*Task requirements*: Below are entries; tally how many lines hold the string "this" and answer with only that figure.

=====

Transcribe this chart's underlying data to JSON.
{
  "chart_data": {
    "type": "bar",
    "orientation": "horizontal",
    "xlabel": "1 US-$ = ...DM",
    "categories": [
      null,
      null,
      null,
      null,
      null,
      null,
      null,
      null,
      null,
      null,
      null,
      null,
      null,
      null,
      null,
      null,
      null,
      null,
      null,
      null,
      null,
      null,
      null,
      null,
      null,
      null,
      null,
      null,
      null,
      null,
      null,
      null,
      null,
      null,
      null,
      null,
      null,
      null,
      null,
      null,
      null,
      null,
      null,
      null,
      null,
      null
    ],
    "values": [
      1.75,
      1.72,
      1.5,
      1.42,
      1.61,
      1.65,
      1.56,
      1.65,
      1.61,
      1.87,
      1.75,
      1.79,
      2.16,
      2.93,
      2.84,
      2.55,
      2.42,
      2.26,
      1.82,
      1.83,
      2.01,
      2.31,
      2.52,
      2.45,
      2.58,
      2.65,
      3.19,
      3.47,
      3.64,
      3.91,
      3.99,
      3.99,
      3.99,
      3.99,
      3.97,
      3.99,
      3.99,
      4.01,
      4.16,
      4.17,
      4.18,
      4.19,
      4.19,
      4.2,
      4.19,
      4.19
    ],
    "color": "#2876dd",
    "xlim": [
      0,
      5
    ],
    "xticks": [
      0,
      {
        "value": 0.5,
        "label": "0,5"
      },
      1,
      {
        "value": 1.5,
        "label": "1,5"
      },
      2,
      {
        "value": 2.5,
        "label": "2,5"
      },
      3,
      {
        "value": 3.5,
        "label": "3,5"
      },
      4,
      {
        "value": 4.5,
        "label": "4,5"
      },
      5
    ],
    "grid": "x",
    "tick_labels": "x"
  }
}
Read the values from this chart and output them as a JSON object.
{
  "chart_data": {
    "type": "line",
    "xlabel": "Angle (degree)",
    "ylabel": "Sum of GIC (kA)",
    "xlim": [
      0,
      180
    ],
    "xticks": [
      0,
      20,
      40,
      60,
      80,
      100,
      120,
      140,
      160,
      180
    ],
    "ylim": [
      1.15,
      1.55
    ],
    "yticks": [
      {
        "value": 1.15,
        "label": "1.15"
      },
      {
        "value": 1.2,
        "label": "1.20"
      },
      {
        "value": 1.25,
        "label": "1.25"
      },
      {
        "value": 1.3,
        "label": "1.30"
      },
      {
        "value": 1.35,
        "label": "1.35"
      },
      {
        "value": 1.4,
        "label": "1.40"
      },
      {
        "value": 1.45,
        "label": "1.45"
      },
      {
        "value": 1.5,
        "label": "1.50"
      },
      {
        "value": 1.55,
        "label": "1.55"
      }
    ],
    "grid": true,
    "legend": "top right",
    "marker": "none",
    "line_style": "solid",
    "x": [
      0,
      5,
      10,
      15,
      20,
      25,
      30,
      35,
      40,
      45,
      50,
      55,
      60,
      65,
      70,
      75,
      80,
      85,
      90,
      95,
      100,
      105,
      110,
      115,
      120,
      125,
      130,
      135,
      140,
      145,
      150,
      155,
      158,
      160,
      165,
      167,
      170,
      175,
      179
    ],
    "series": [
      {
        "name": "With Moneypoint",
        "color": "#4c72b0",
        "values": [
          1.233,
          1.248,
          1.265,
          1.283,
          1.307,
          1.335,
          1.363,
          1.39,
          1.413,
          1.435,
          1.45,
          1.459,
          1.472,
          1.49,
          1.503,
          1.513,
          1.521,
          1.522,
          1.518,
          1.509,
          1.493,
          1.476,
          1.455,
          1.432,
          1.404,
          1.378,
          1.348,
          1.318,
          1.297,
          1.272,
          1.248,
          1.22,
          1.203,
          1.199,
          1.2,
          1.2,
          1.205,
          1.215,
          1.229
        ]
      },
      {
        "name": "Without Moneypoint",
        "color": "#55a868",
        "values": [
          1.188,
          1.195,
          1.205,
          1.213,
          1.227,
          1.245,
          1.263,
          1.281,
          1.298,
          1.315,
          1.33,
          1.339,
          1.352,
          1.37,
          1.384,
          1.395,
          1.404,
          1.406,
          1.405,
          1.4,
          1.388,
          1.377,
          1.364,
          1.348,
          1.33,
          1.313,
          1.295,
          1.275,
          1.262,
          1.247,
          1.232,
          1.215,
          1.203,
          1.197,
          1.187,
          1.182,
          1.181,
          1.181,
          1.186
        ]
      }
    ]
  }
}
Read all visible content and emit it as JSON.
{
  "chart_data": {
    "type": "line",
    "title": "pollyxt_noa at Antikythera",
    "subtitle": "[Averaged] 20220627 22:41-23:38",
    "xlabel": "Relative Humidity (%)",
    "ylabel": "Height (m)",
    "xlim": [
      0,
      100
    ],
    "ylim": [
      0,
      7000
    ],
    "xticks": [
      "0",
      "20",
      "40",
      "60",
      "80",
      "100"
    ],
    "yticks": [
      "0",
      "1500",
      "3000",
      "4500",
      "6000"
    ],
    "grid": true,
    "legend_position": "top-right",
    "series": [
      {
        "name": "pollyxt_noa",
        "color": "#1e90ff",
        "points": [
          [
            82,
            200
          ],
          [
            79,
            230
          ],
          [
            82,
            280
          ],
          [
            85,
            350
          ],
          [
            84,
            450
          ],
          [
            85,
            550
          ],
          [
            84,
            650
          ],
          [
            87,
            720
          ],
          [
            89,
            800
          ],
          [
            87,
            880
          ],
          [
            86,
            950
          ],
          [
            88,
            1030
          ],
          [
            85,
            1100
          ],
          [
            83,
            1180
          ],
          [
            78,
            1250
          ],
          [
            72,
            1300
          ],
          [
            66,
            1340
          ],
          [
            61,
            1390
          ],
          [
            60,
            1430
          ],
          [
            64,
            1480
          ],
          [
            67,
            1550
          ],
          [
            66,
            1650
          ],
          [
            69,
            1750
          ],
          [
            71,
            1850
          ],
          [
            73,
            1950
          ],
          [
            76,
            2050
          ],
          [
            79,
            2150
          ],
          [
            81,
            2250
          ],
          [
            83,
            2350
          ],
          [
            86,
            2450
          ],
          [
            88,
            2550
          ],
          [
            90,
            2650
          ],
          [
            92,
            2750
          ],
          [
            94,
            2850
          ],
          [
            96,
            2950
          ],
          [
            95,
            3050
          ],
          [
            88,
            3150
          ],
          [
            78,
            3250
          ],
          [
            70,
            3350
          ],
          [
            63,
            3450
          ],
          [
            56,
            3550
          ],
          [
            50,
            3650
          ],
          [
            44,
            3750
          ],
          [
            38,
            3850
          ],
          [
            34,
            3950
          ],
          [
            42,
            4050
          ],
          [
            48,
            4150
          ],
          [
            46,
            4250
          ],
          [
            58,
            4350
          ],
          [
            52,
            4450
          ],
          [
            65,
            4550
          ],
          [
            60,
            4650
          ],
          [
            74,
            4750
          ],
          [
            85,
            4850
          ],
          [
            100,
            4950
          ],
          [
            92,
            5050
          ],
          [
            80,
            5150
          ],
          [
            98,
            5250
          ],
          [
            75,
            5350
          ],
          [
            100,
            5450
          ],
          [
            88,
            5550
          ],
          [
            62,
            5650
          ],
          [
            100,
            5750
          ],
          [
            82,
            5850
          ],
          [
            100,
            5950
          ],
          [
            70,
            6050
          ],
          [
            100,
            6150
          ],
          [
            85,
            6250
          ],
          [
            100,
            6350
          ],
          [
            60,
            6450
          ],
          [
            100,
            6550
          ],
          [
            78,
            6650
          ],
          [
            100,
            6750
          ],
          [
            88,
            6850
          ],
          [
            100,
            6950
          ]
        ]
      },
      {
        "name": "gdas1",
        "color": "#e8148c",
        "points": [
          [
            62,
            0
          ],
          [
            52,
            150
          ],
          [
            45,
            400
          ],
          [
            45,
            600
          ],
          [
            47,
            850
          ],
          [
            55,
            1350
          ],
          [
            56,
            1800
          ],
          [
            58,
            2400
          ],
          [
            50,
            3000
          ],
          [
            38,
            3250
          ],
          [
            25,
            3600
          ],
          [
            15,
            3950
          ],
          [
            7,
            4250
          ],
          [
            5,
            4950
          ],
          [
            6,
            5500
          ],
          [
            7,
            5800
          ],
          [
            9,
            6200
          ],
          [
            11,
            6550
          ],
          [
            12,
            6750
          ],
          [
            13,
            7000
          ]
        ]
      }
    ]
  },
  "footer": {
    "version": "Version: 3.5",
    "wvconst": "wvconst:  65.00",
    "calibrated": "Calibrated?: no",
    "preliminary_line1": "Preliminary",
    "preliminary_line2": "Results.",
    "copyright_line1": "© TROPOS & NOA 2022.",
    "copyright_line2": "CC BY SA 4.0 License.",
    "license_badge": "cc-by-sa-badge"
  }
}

=====

*Response*: 2